> [Material for this task]
○ ○ ○ ○ ○

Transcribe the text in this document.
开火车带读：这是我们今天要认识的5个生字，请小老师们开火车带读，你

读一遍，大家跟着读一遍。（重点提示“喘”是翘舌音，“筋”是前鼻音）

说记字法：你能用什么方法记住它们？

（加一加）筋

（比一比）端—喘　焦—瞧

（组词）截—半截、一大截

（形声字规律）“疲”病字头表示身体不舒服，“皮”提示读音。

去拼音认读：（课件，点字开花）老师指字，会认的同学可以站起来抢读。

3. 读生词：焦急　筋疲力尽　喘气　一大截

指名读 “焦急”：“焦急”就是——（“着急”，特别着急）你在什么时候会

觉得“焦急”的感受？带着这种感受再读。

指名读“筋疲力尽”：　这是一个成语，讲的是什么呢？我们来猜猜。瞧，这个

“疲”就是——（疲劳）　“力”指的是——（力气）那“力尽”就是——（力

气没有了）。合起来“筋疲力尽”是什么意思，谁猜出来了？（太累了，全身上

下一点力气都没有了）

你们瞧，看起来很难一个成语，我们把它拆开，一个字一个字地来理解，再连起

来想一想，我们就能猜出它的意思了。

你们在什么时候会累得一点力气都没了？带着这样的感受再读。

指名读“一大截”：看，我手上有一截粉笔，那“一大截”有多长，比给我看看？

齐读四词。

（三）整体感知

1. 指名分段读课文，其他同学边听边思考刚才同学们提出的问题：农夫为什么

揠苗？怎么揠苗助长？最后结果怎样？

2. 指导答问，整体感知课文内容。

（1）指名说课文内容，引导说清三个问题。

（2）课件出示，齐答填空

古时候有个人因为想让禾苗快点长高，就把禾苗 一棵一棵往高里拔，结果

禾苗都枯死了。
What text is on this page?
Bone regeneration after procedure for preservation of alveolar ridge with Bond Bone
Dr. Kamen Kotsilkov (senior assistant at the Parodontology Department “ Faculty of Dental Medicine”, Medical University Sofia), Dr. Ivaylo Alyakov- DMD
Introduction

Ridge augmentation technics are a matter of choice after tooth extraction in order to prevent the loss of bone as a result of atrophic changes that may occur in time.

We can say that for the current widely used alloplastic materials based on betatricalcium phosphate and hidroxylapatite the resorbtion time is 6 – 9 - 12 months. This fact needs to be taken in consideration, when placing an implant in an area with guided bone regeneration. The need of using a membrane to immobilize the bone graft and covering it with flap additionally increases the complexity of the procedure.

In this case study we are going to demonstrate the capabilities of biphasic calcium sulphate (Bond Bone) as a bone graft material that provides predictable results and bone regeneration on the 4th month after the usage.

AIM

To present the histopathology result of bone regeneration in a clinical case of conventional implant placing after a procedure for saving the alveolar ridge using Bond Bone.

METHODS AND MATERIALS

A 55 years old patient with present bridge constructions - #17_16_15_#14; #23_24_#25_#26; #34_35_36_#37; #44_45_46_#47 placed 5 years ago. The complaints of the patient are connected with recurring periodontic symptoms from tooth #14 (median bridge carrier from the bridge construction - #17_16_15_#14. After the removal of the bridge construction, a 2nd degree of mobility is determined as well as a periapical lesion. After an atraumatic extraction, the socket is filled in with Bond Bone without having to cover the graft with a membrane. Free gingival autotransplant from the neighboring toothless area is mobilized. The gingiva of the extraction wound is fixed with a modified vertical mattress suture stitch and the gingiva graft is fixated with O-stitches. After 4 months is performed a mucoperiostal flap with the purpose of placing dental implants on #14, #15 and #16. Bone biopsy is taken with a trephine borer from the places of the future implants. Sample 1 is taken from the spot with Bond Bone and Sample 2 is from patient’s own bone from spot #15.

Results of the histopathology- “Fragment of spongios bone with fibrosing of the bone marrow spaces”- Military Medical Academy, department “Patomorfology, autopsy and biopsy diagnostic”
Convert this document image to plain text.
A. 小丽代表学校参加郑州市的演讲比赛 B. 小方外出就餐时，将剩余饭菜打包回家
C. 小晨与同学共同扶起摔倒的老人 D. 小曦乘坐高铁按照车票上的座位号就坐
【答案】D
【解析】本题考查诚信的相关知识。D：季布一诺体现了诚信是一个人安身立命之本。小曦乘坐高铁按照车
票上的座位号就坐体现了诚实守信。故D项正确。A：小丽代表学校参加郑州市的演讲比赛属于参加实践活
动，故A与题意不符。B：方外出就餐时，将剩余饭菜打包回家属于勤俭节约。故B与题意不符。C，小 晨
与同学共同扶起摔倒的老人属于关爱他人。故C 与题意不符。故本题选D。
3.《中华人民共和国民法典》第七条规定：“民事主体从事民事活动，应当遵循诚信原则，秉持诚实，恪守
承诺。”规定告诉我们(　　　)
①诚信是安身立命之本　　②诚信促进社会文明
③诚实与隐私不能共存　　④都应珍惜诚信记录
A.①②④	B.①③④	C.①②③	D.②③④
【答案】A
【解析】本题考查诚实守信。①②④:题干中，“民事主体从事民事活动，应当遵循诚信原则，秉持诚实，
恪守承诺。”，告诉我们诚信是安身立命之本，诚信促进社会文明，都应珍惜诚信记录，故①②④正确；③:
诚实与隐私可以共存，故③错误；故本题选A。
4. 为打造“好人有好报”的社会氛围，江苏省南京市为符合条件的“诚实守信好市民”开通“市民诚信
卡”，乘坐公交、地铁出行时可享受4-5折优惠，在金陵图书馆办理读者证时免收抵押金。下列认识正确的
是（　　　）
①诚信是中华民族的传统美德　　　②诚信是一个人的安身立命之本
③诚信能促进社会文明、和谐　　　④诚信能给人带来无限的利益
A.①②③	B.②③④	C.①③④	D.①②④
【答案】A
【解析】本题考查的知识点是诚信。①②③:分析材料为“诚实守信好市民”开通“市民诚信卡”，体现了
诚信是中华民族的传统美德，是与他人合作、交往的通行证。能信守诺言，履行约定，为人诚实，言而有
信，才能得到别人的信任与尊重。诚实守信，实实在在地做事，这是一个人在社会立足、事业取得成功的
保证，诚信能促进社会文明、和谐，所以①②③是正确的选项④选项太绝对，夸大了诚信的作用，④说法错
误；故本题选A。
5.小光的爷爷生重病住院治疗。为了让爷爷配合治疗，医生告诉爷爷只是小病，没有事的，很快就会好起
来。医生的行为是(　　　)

○ ○ ○ ○ ○

Copy all lines of the material above where the string "民事主体从事民事活动" occurs.

3.《中华人民共和国民法典》第七条规定：“民事主体从事民事活动，应当遵循诚信原则，秉持诚实，恪守
【解析】本题考查诚实守信。①②④:题干中，“民事主体从事民事活动，应当遵循诚信原则，秉持诚实，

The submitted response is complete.